▶ Goal
Skip all pictures, then print the remaining material exactly.

▶ Data for processing
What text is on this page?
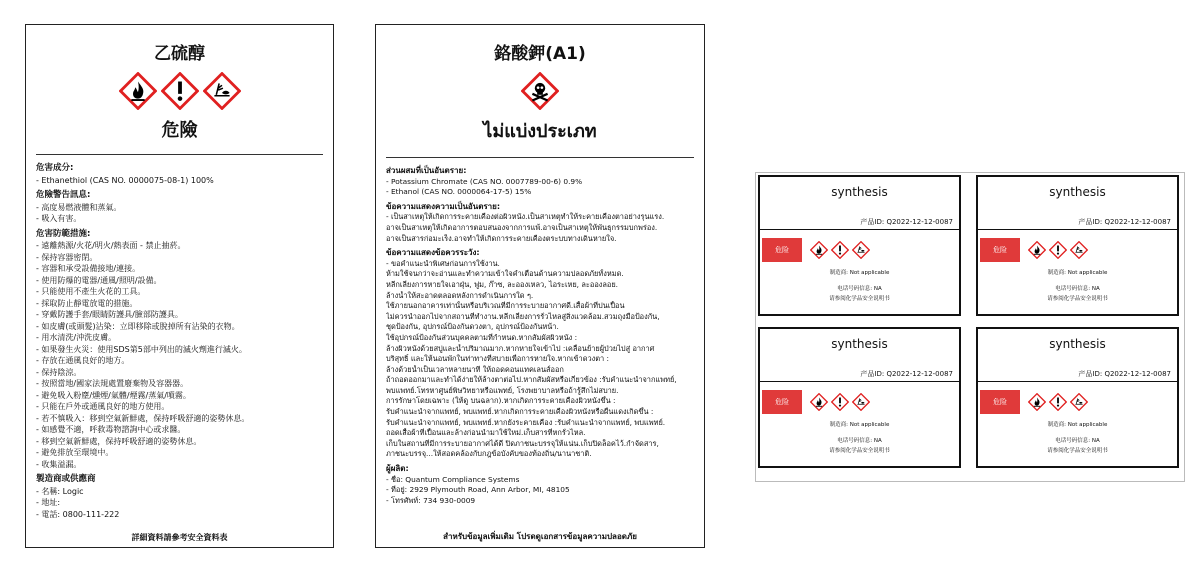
乙硫醇
危險
危害成分:
- Ethanethiol (CAS NO. 0000075-08-1) 100%
危險警告訊息:
- 高度易燃液體和蒸氣。
- 吸入有害。
危害防範措施:
- 遠離熱源/火花/明火/熱表面 - 禁止抽菸。
- 保持容器密閉。
- 容器和承受設備接地/連接。
- 使用防爆的電器/通風/照明/設備。
- 只能使用不產生火花的工具。
- 採取防止靜電放電的措施。
- 穿戴防護手套/眼睛防護具/臉部防護具。
- 如皮膚(或頭髮)沾染：立即移除或脫掉所有沾染的衣物。
- 用水清洗/沖洗皮膚。
- 如果發生火災：使用SDS第5部中列出的滅火劑進行滅火。
- 存放在通風良好的地方。
- 保持陰涼。
- 按照當地/國家法規處置廢棄物及容器器。
- 避免吸入粉塵/燻煙/氣體/煙霧/蒸氣/噴霧。
- 只能在戶外或通風良好的地方使用。
- 若不慎吸入：移到空氣新鮮處，保持呼吸舒適的姿勢休息。
- 如感覺不適，呼救毒物諮詢中心或求醫。
- 移到空氣新鮮處，保持呼吸舒適的姿勢休息。
- 避免排放至環境中。
- 收集溢漏。
製造商或供應商
- 名稱: Logic
- 地址:
- 電話: 0800-111-222
詳細資料請參考安全資料表
鉻酸鉀(A1)
ไม่แบ่งประเภท
ส่วนผสมที่เป็นอันตราย:
- Potassium Chromate (CAS NO. 0007789-00-6) 0.9%
- Ethanol (CAS NO. 0000064-17-5) 15%
ข้อความแสดงความเป็นอันตราย:
- เป็นสาเหตุให้เกิดการระคายเคืองต่อผิวหนัง.เป็นสาเหตุทำให้ระคายเคืองตาอย่างรุนแรง.
อาจเป็นสาเหตุให้เกิดอาการตอบสนองจากการแพ้.อาจเป็นสาเหตุให้พันธุกรรมบกพร่อง.
อาจเป็นสารก่อมะเร็ง.อาจทำให้เกิดการระคายเคืองตระบบทางเดินหายใจ.
ข้อความแสดงข้อควรระวัง:
- ขอคำแนะนำพิเศษก่อนการใช้งาน.
ห้ามใช้จนกว่าจะอ่านและทำความเข้าใจคำเตือนด้านความปลอดภัยทั้งหมด.
หลีกเลี่ยงการหายใจเอาฝุ่น, ฟูม, ก๊าซ, ละอองเหลว, ไอระเหย, ละอองลอย.
ล้างน้ำให้สะอาดตลอดหลังการดำเนินการใด ๆ.
ใช้ภายนอกอาคารเท่านั้นหรือบริเวณที่มีการระบายอากาศดี.เสื้อผ้าที่ปนเปื้อน
ไม่ควรนำออกไปจากสถานที่ทำงาน.หลีกเลี่ยงการรั่วไหลสู่สิ่งแวดล้อม.สวมถุงมือป้องกัน,
ชุดป้องกัน, อุปกรณ์ป้องกันดวงตา, อุปกรณ์ป้องกันหน้า.
ใช้อุปกรณ์ป้องกันส่วนบุคคลตามที่กำหนด.หากสัมผัสผิวหนัง :
ล้างผิวหนังด้วยสบู่และน้ำปริมาณมาก.หากหายใจเข้าไป :เคลื่อนย้ายผู้ป่วยไปสู่ อากาศ
บริสุทธิ์ และให้นอนพักในท่าทางที่สบายเพื่อการหายใจ.หากเข้าดวงตา :
ล้างด้วยน้ำเป็นเวลาหลายนาที ให้ถอดคอนแทคเลนส์ออก
ถ้าถอดออกมาและทำได้ง่ายให้ล้างตาต่อไป.หากสัมผัสหรือเกี่ยวข้อง :รับคำแนะนำจากแพทย์,
พบแพทย์.โทรหาศูนย์พิษวิทยาหรือแพทย์, โรงพยาบาลหรือถ้ารู้สึกไม่สบาย.
การรักษาโดยเฉพาะ (ให้ดู บนฉลาก).หากเกิดการระคายเคืองผิวหนังขึ้น :
รับคำแนะนำจากแพทย์, พบแพทย์.หากเกิดการระคายเคืองผิวหนังหรือผื่นแดงเกิดขึ้น :
รับคำแนะนำจากแพทย์, พบแพทย์.หากยังระคายเคือง :รับคำแนะนำจากแพทย์, พบแพทย์.
ถอดเสื้อผ้าที่เปื้อนและล้างก่อนนำมาใช้ใหม่.เก็บสารที่หกรั่วไหล.
เก็บในสถานที่มีการระบายอากาศได้ดี ปิดภาชนะบรรจุให้แน่น.เก็บปิดล็อคไว้.กำจัดสาร,
ภาชนะบรรจุ...ให้สอดคล้องกับกฎข้อบังคับของท้องถิ่น/นานาชาติ.
ผู้ผลิต:
- ชื่อ: Quantum Compliance Systems
- ที่อยู่: 2929 Plymouth Road, Ann Arbor, MI, 48105
- โทรศัพท์: 734 930-0009
สำหรับข้อมูลเพิ่มเติม โปรดดูเอกสารข้อมูลความปลอดภัย
synthesis
产品ID: Q2022-12-12-0087
危险
制造商: Not applicable
电话号码信息: NA
请参阅化学品安全说明书
synthesis
产品ID: Q2022-12-12-0087
危险
制造商: Not applicable
电话号码信息: NA
请参阅化学品安全说明书
synthesis
产品ID: Q2022-12-12-0087
危险
制造商: Not applicable
电话号码信息: NA
请参阅化学品安全说明书
synthesis
产品ID: Q2022-12-12-0087
危险
制造商: Not applicable
电话号码信息: NA
请参阅化学品安全说明书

▶ Solved exercise
What text is on this page?
乙硫醇
危險
危害成分:
- Ethanethiol (CAS NO. 0000075-08-1) 100%
危險警告訊息:
- 高度易燃液體和蒸氣。
- 吸入有害。
危害防範措施:
- 遠離熱源/火花/明火/熱表面 - 禁止抽菸。
- 保持容器密閉。
- 容器和承受設備接地/連接。
- 使用防爆的電器/通風/照明/設備。
- 只能使用不產生火花的工具。
- 採取防止靜電放電的措施。
- 穿戴防護手套/眼睛防護具/臉部防護具。
- 如皮膚(或頭髮)沾染：立即移除或脫掉所有沾染的衣物。
- 用水清洗/沖洗皮膚。
- 如果發生火災：使用SDS第5部中列出的滅火劑進行滅火。
- 存放在通風良好的地方。
- 保持陰涼。
- 按照當地/國家法規處置廢棄物及容器器。
- 避免吸入粉塵/燻煙/氣體/煙霧/蒸氣/噴霧。
- 只能在戶外或通風良好的地方使用。
- 若不慎吸入：移到空氣新鮮處，保持呼吸舒適的姿勢休息。
- 如感覺不適，呼救毒物諮詢中心或求醫。
- 移到空氣新鮮處，保持呼吸舒適的姿勢休息。
- 避免排放至環境中。
- 收集溢漏。
製造商或供應商
- 名稱: Logic
- 地址:
- 電話: 0800-111-222
詳細資料請參考安全資料表
鉻酸鉀(A1)
ไม่แบ่งประเภท
ส่วนผสมที่เป็นอันตราย:
- Potassium Chromate (CAS NO. 0007789-00-6) 0.9%
- Ethanol (CAS NO. 0000064-17-5) 15%
ข้อความแสดงความเป็นอันตราย:
- เป็นสาเหตุให้เกิดการระคายเคืองต่อผิวหนัง.เป็นสาเหตุทำให้ระคายเคืองตาอย่างรุนแรง.
อาจเป็นสาเหตุให้เกิดอาการตอบสนองจากการแพ้.อาจเป็นสาเหตุให้พันธุกรรมบกพร่อง.
อาจเป็นสารก่อมะเร็ง.อาจทำให้เกิดการระคายเคืองตระบบทางเดินหายใจ.
ข้อความแสดงข้อควรระวัง:
- ขอคำแนะนำพิเศษก่อนการใช้งาน.
ห้ามใช้จนกว่าจะอ่านและทำความเข้าใจคำเตือนด้านความปลอดภัยทั้งหมด.
หลีกเลี่ยงการหายใจเอาฝุ่น, ฟูม, ก๊าซ, ละอองเหลว, ไอระเหย, ละอองลอย.
ล้างน้ำให้สะอาดตลอดหลังการดำเนินการใด ๆ.
ใช้ภายนอกอาคารเท่านั้นหรือบริเวณที่มีการระบายอากาศดี.เสื้อผ้าที่ปนเปื้อน
ไม่ควรนำออกไปจากสถานที่ทำงาน.หลีกเลี่ยงการรั่วไหลสู่สิ่งแวดล้อม.สวมถุงมือป้องกัน,
ชุดป้องกัน, อุปกรณ์ป้องกันดวงตา, อุปกรณ์ป้องกันหน้า.
ใช้อุปกรณ์ป้องกันส่วนบุคคลตามที่กำหนด.หากสัมผัสผิวหนัง :
ล้างผิวหนังด้วยสบู่และน้ำปริมาณมาก.หากหายใจเข้าไป :เคลื่อนย้ายผู้ป่วยไปสู่ อากาศ
บริสุทธิ์ และให้นอนพักในท่าทางที่สบายเพื่อการหายใจ.หากเข้าดวงตา :
ล้างด้วยน้ำเป็นเวลาหลายนาที ให้ถอดคอนแทคเลนส์ออก
ถ้าถอดออกมาและทำได้ง่ายให้ล้างตาต่อไป.หากสัมผัสหรือเกี่ยวข้อง :รับคำแนะนำจากแพทย์,
พบแพทย์.โทรหาศูนย์พิษวิทยาหรือแพทย์, โรงพยาบาลหรือถ้ารู้สึกไม่สบาย.
การรักษาโดยเฉพาะ (ให้ดู บนฉลาก).หากเกิดการระคายเคืองผิวหนังขึ้น :
รับคำแนะนำจากแพทย์, พบแพทย์.หากเกิดการระคายเคืองผิวหนังหรือผื่นแดงเกิดขึ้น :
รับคำแนะนำจากแพทย์, พบแพทย์.หากยังระคายเคือง :รับคำแนะนำจากแพทย์, พบแพทย์.
ถอดเสื้อผ้าที่เปื้อนและล้างก่อนนำมาใช้ใหม่.เก็บสารที่หกรั่วไหล.
เก็บในสถานที่มีการระบายอากาศได้ดี ปิดภาชนะบรรจุให้แน่น.เก็บปิดล็อคไว้.กำจัดสาร,
ภาชนะบรรจุ...ให้สอดคล้องกับกฎข้อบังคับของท้องถิ่น/นานาชาติ.
ผู้ผลิต:
- ชื่อ: Quantum Compliance Systems
- ที่อยู่: 2929 Plymouth Road, Ann Arbor, MI, 48105
- โทรศัพท์: 734 930-0009
สำหรับข้อมูลเพิ่มเติม โปรดดูเอกสารข้อมูลความปลอดภัย
synthesis
产品ID: Q2022-12-12-0087
危险
制造商: Not applicable
电话号码信息: NA
请参阅化学品安全说明书
synthesis
产品ID: Q2022-12-12-0087
危险
制造商: Not applicable
电话号码信息: NA
请参阅化学品安全说明书
synthesis
产品ID: Q2022-12-12-0087
危险
制造商: Not applicable
电话号码信息: NA
请参阅化学品安全说明书
synthesis
产品ID: Q2022-12-12-0087
危险
制造商: Not applicable
电话号码信息: NA
请参阅化学品安全说明书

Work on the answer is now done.